◆ TASK INSTRUCTIONS
Examine the entries and show every line in which the word "Порядка" is found.

(Entries from a dataset)

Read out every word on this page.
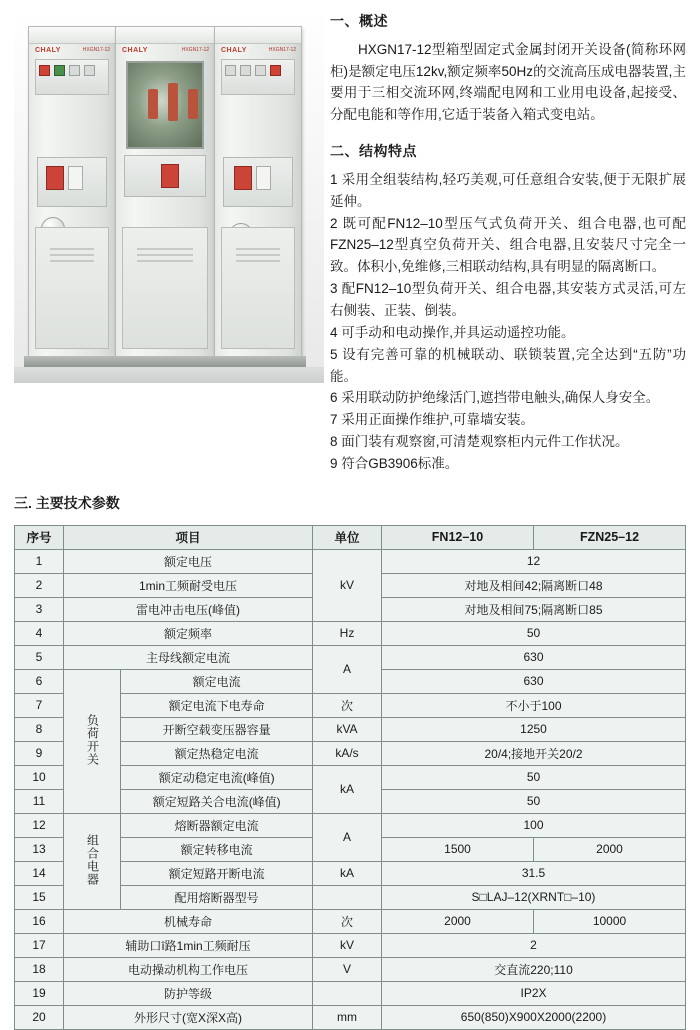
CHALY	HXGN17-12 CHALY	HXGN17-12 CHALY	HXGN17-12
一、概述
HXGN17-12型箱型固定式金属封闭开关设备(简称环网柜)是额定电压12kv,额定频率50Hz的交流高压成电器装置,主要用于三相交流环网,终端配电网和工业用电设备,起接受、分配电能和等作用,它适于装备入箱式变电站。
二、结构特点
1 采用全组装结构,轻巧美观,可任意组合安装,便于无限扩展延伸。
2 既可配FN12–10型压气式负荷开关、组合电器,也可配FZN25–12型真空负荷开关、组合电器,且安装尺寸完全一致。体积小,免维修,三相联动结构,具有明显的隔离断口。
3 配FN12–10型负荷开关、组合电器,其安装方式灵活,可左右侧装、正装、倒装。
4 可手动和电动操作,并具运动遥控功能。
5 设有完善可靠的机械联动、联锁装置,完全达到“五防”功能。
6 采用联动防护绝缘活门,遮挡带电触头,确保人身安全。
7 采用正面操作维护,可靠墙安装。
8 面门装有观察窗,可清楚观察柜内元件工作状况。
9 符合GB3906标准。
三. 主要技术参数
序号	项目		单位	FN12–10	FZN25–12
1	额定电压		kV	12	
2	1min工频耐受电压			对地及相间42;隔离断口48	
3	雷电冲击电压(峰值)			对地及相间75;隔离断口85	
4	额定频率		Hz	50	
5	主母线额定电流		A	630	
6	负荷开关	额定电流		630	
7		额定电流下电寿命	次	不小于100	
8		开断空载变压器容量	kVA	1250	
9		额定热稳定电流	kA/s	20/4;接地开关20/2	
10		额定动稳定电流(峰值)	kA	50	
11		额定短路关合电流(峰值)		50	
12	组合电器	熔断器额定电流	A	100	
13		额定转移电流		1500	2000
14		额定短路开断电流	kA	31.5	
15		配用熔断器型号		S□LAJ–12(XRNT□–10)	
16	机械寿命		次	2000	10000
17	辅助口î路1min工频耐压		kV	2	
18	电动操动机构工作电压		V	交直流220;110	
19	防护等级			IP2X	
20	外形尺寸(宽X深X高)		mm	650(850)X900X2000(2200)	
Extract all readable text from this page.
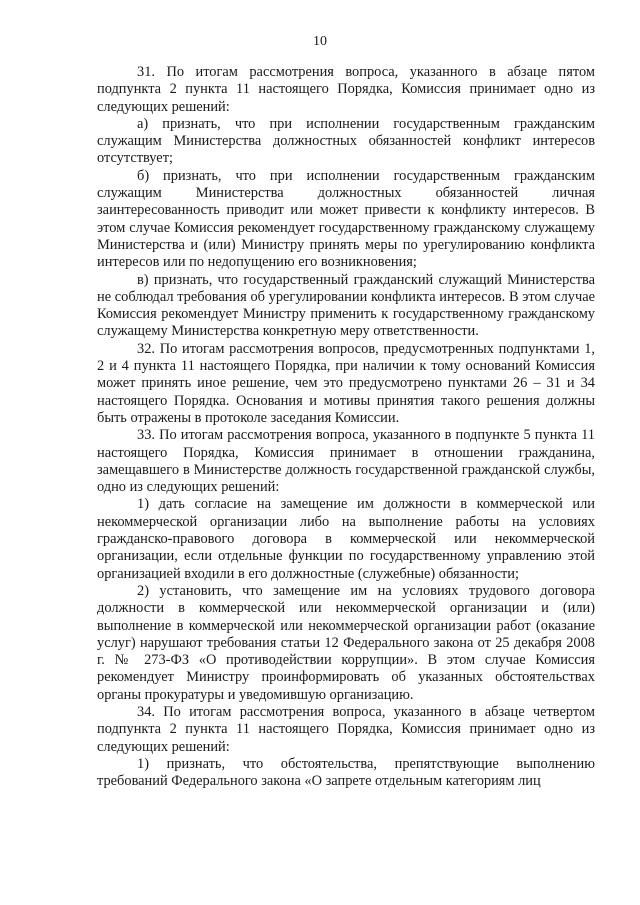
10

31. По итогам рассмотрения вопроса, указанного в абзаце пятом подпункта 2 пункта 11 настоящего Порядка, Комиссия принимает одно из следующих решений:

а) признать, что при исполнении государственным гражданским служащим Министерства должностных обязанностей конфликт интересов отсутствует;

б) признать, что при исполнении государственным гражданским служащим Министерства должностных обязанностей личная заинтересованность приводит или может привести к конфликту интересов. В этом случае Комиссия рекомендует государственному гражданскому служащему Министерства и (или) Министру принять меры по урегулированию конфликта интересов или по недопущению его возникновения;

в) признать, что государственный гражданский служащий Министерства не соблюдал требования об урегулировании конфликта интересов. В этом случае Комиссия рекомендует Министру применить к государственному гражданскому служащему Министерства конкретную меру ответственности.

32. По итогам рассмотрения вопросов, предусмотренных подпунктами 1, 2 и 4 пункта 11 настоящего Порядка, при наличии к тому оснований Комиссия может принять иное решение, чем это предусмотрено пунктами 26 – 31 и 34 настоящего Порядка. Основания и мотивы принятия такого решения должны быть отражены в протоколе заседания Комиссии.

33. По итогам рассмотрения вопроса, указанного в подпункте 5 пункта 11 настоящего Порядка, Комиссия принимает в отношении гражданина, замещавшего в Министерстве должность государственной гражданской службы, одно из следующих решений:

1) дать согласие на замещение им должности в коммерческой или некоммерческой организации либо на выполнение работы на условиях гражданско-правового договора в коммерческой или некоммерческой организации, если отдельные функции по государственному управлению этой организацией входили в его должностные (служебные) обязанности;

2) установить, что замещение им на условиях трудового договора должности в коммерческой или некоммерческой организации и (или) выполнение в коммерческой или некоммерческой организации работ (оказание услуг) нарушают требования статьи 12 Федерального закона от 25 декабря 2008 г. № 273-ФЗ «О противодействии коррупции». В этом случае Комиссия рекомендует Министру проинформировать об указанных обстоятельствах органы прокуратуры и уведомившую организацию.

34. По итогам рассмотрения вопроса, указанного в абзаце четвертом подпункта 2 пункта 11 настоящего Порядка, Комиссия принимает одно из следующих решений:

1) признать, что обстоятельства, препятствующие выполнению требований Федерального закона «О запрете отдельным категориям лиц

---

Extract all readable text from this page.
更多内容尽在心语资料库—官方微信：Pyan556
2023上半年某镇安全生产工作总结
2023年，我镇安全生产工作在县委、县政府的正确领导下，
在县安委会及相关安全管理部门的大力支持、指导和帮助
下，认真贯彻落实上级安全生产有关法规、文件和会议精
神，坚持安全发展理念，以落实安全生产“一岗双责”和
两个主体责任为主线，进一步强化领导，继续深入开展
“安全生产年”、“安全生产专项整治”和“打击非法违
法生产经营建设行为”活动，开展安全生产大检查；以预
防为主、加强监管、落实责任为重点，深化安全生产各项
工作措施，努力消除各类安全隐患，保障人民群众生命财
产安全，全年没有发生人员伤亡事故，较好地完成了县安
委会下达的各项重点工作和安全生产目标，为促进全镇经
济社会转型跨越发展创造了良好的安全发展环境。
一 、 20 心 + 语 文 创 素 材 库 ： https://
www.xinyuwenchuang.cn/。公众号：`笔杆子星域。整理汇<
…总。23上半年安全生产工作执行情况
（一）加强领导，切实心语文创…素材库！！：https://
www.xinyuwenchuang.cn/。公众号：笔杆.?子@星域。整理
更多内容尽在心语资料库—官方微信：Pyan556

◆ THE REPLY
31. По итогам рассмотрения вопроса, указанного в абзаце пятом подпункта 2 пункта 11 настоящего Порядка, Комиссия принимает одно из следующих решений:
32. По итогам рассмотрения вопросов, предусмотренных подпунктами 1, 2 и 4 пункта 11 настоящего Порядка, при наличии к тому оснований Комиссия может принять иное решение, чем это предусмотрено пунктами 26 – 31 и 34 настоящего Порядка. Основания и мотивы принятия такого решения должны быть отражены в протоколе заседания Комиссии.
33. По итогам рассмотрения вопроса, указанного в подпункте 5 пункта 11 настоящего Порядка, Комиссия принимает в отношении гражданина, замещавшего в Министерстве должность государственной гражданской службы, одно из следующих решений:
34. По итогам рассмотрения вопроса, указанного в абзаце четвертом подпункта 2 пункта 11 настоящего Порядка, Комиссия принимает одно из следующих решений:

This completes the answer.